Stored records
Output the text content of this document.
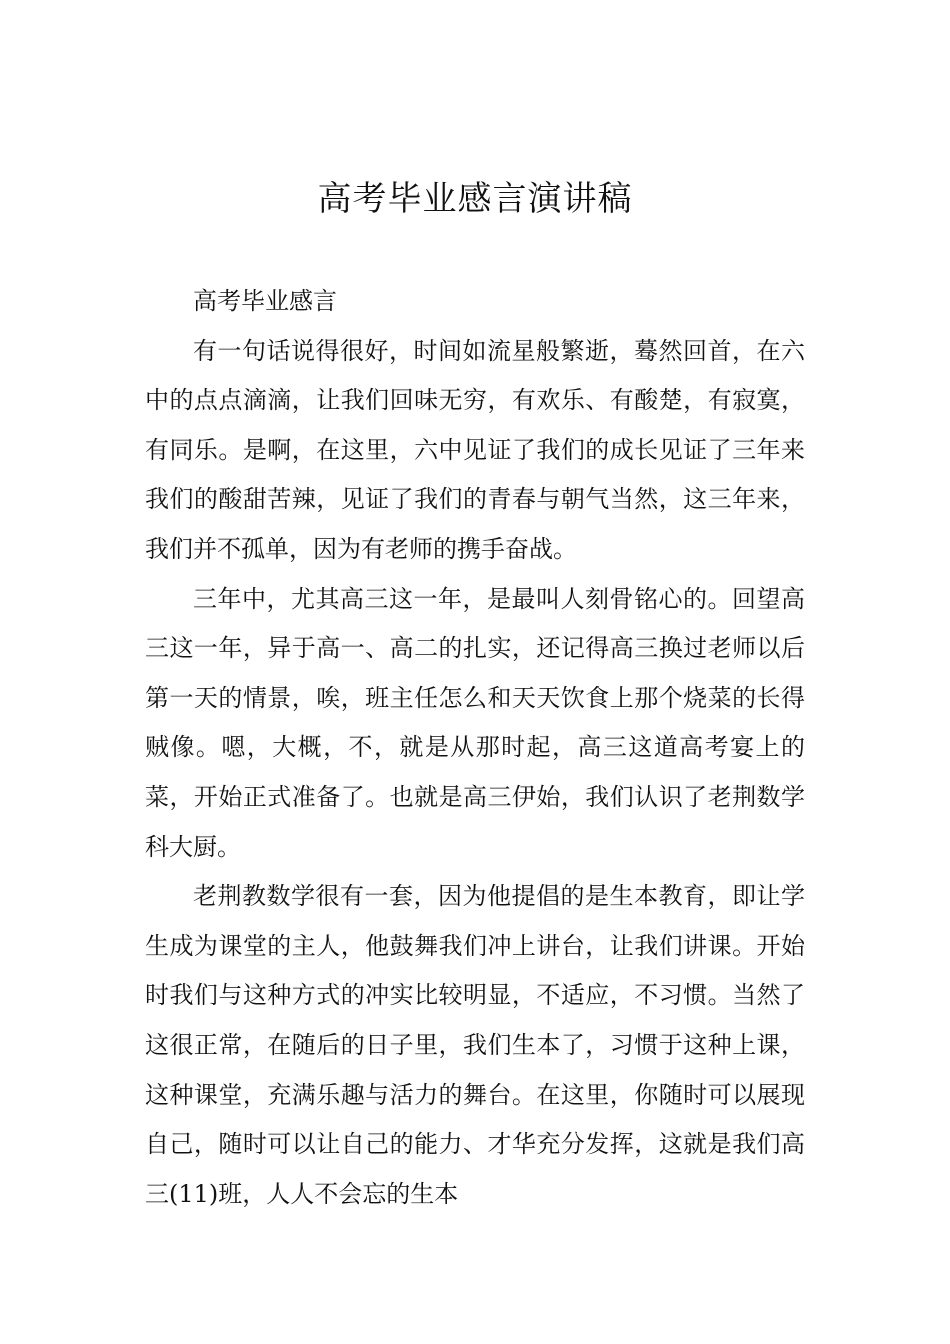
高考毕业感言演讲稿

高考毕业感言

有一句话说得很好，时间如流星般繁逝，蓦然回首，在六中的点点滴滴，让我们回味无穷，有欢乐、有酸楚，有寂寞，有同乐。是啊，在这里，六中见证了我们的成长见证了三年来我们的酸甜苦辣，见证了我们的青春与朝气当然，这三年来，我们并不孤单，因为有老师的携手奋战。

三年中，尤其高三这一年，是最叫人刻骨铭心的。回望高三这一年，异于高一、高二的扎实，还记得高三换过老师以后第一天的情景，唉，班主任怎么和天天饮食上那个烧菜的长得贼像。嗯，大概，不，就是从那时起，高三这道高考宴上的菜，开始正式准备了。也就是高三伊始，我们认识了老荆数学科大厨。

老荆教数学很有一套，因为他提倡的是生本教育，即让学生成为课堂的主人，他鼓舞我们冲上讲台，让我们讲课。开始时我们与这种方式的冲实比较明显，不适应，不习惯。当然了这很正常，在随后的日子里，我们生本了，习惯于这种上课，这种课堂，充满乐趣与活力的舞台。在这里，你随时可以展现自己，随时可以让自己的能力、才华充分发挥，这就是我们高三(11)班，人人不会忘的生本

Exercise objective >>
Omit the pictures and restate the rest of the records verbatim.

Task output >>
Output the text content of this document.
高考毕业感言演讲稿

高考毕业感言

有一句话说得很好，时间如流星般繁逝，蓦然回首，在六中的点点滴滴，让我们回味无穷，有欢乐、有酸楚，有寂寞，有同乐。是啊，在这里，六中见证了我们的成长见证了三年来我们的酸甜苦辣，见证了我们的青春与朝气当然，这三年来，我们并不孤单，因为有老师的携手奋战。

三年中，尤其高三这一年，是最叫人刻骨铭心的。回望高三这一年，异于高一、高二的扎实，还记得高三换过老师以后第一天的情景，唉，班主任怎么和天天饮食上那个烧菜的长得贼像。嗯，大概，不，就是从那时起，高三这道高考宴上的菜，开始正式准备了。也就是高三伊始，我们认识了老荆数学科大厨。

老荆教数学很有一套，因为他提倡的是生本教育，即让学生成为课堂的主人，他鼓舞我们冲上讲台，让我们讲课。开始时我们与这种方式的冲实比较明显，不适应，不习惯。当然了这很正常，在随后的日子里，我们生本了，习惯于这种上课，这种课堂，充满乐趣与活力的舞台。在这里，你随时可以展现自己，随时可以让自己的能力、才华充分发挥，这就是我们高三(11)班，人人不会忘的生本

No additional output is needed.